Data records:
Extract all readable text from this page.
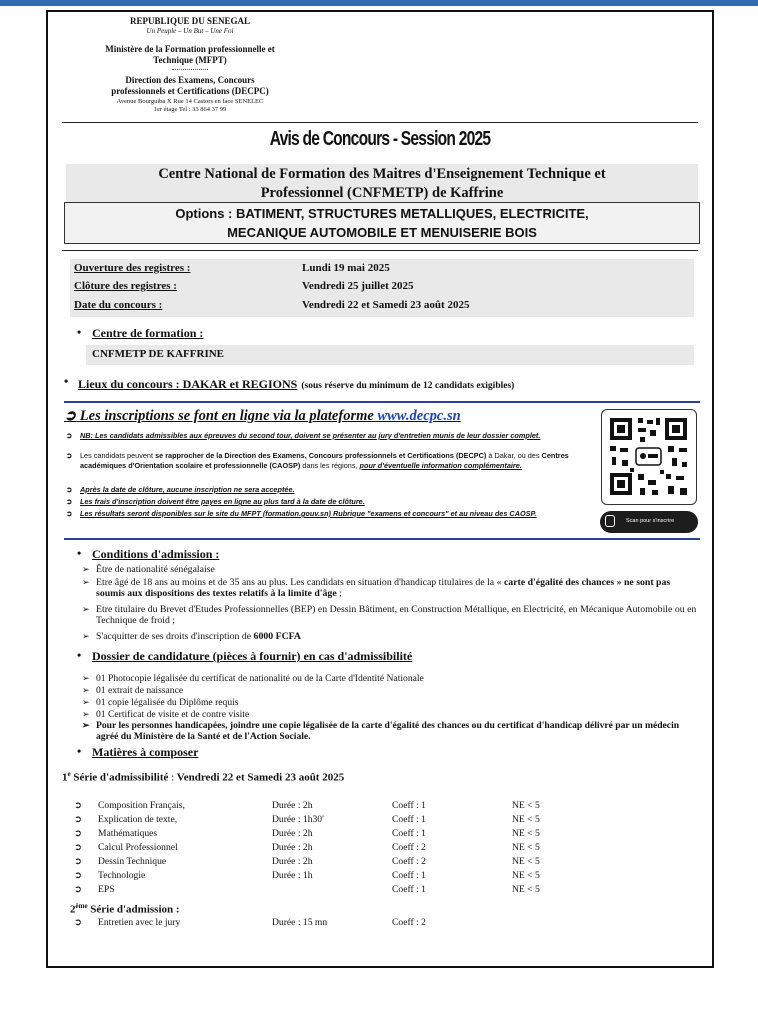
REPUBLIQUE DU SENEGAL
Un Peuple – Un But – Une Foi
Ministère de la Formation professionnelle et
Technique (MFPT)
Direction des Examens, Concours
professionnels et Certifications (DECPC)
Avenue Bourguiba X Rue 14 Castors en face SENELEC
1er étage Tel : 33 864 37 99
Avis de Concours - Session 2025
Centre National de Formation des Maitres d'Enseignement Technique et
Professionnel (CNFMETP) de Kaffrine
Options : BATIMENT, STRUCTURES METALLIQUES, ELECTRICITE,
MECANIQUE AUTOMOBILE ET MENUISERIE BOIS
Ouverture des registres :	Lundi 19 mai 2025
Clôture des registres :	Vendredi 25 juillet 2025
Date du concours :	Vendredi 22 et Samedi 23 août 2025
• Centre de formation :
CNFMETP DE KAFFRINE
• Lieux du concours : DAKAR et REGIONS (sous réserve du minimum de 12 candidats exigibles)
➲ Les inscriptions se font en ligne via la plateforme www.decpc.sn
➲	NB: Les candidats admissibles aux épreuves du second tour, doivent se présenter au jury d'entretien munis de leur dossier complet.
➲	Les candidats peuvent se rapprocher de la Direction des Examens, Concours professionnels et Certifications (DECPC) à Dakar, ou des Centres académiques d'Orientation scolaire et professionnelle (CAOSP) dans les régions, pour d'éventuelle information complémentaire.
➲	Après la date de clôture, aucune inscription ne sera acceptée.
➲	Les frais d'inscription doivent être payes en ligne au plus tard à la date de clôture.
➲	Les résultats seront disponibles sur le site du MFPT (formation.gouv.sn) Rubrique "examens et concours" et au niveau des CAOSP.
Scan pour s'inscrire
• Conditions d'admission :
➢ Être de nationalité sénégalaise
➢ Etre âgé de 18 ans au moins et de 35 ans au plus. Les candidats en situation d'handicap titulaires de la « carte d'égalité des chances » ne sont pas soumis aux dispositions des textes relatifs à la limite d'âge ;
➢ Etre titulaire du Brevet d'Etudes Professionnelles (BEP) en Dessin Bâtiment, en Construction Métallique, en Electricité, en Mécanique Automobile ou en Technique de froid ;
➢ S'acquitter de ses droits d'inscription de 6000 FCFA
• Dossier de candidature (pièces à fournir) en cas d'admissibilité
➢ 01 Photocopie légalisée du certificat de nationalité ou de la Carte d'Identité Nationale
➢ 01 extrait de naissance
➢ 01 copie légalisée du Diplôme requis
➢ 01 Certificat de visite et de contre visite
➢ Pour les personnes handicapées, joindre une copie légalisée de la carte d'égalité des chances ou du certificat d'handicap délivré par un médecin agréé du Ministère de la Santé et de l'Action Sociale.
• Matières à composer
1e Série d'admissibilité : Vendredi 22 et Samedi 23 août 2025
➲ Composition Français,	Durée : 2h	Coeff : 1	NE < 5
➲ Explication de texte,	Durée : 1h30'	Coeff : 1	NE < 5
➲ Mathématiques	Durée : 2h	Coeff : 1	NE < 5
➲ Calcul Professionnel	Durée : 2h	Coeff : 2	NE < 5
➲ Dessin Technique	Durée : 2h	Coeff : 2	NE < 5
➲ Technologie	Durée : 1h	Coeff : 1	NE < 5
➲ EPS	Coeff : 1	NE < 5
2ème Série d'admission :
➲ Entretien avec le jury	Durée : 15 mn	Coeff : 2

**REQUIRED TASK:** Make an exact copy of the whole listing, but don't bring over any pictures.

**REPLY:**
Extract all readable text from this page.
REPUBLIQUE DU SENEGAL
Un Peuple – Un But – Une Foi
Ministère de la Formation professionnelle et
Technique (MFPT)
Direction des Examens, Concours
professionnels et Certifications (DECPC)
Avenue Bourguiba X Rue 14 Castors en face SENELEC
1er étage Tel : 33 864 37 99
Avis de Concours - Session 2025
Centre National de Formation des Maitres d'Enseignement Technique et
Professionnel (CNFMETP) de Kaffrine
Options : BATIMENT, STRUCTURES METALLIQUES, ELECTRICITE,
MECANIQUE AUTOMOBILE ET MENUISERIE BOIS
Ouverture des registres :	Lundi 19 mai 2025
Clôture des registres :	Vendredi 25 juillet 2025
Date du concours :	Vendredi 22 et Samedi 23 août 2025
• Centre de formation :
CNFMETP DE KAFFRINE
• Lieux du concours : DAKAR et REGIONS (sous réserve du minimum de 12 candidats exigibles)
➲ Les inscriptions se font en ligne via la plateforme www.decpc.sn
➲	NB: Les candidats admissibles aux épreuves du second tour, doivent se présenter au jury d'entretien munis de leur dossier complet.
➲	Les candidats peuvent se rapprocher de la Direction des Examens, Concours professionnels et Certifications (DECPC) à Dakar, ou des Centres académiques d'Orientation scolaire et professionnelle (CAOSP) dans les régions, pour d'éventuelle information complémentaire.
➲	Après la date de clôture, aucune inscription ne sera acceptée.
➲	Les frais d'inscription doivent être payes en ligne au plus tard à la date de clôture.
➲	Les résultats seront disponibles sur le site du MFPT (formation.gouv.sn) Rubrique "examens et concours" et au niveau des CAOSP.
Scan pour s'inscrire
• Conditions d'admission :
➢ Être de nationalité sénégalaise
➢ Etre âgé de 18 ans au moins et de 35 ans au plus. Les candidats en situation d'handicap titulaires de la « carte d'égalité des chances » ne sont pas soumis aux dispositions des textes relatifs à la limite d'âge ;
➢ Etre titulaire du Brevet d'Etudes Professionnelles (BEP) en Dessin Bâtiment, en Construction Métallique, en Electricité, en Mécanique Automobile ou en Technique de froid ;
➢ S'acquitter de ses droits d'inscription de 6000 FCFA
• Dossier de candidature (pièces à fournir) en cas d'admissibilité
➢ 01 Photocopie légalisée du certificat de nationalité ou de la Carte d'Identité Nationale
➢ 01 extrait de naissance
➢ 01 copie légalisée du Diplôme requis
➢ 01 Certificat de visite et de contre visite
➢ Pour les personnes handicapées, joindre une copie légalisée de la carte d'égalité des chances ou du certificat d'handicap délivré par un médecin agréé du Ministère de la Santé et de l'Action Sociale.
• Matières à composer
1e Série d'admissibilité : Vendredi 22 et Samedi 23 août 2025
➲ Composition Français,	Durée : 2h	Coeff : 1	NE < 5
➲ Explication de texte,	Durée : 1h30'	Coeff : 1	NE < 5
➲ Mathématiques	Durée : 2h	Coeff : 1	NE < 5
➲ Calcul Professionnel	Durée : 2h	Coeff : 2	NE < 5
➲ Dessin Technique	Durée : 2h	Coeff : 2	NE < 5
➲ Technologie	Durée : 1h	Coeff : 1	NE < 5
➲ EPS	Coeff : 1	NE < 5
2ème Série d'admission :
➲ Entretien avec le jury	Durée : 15 mn	Coeff : 2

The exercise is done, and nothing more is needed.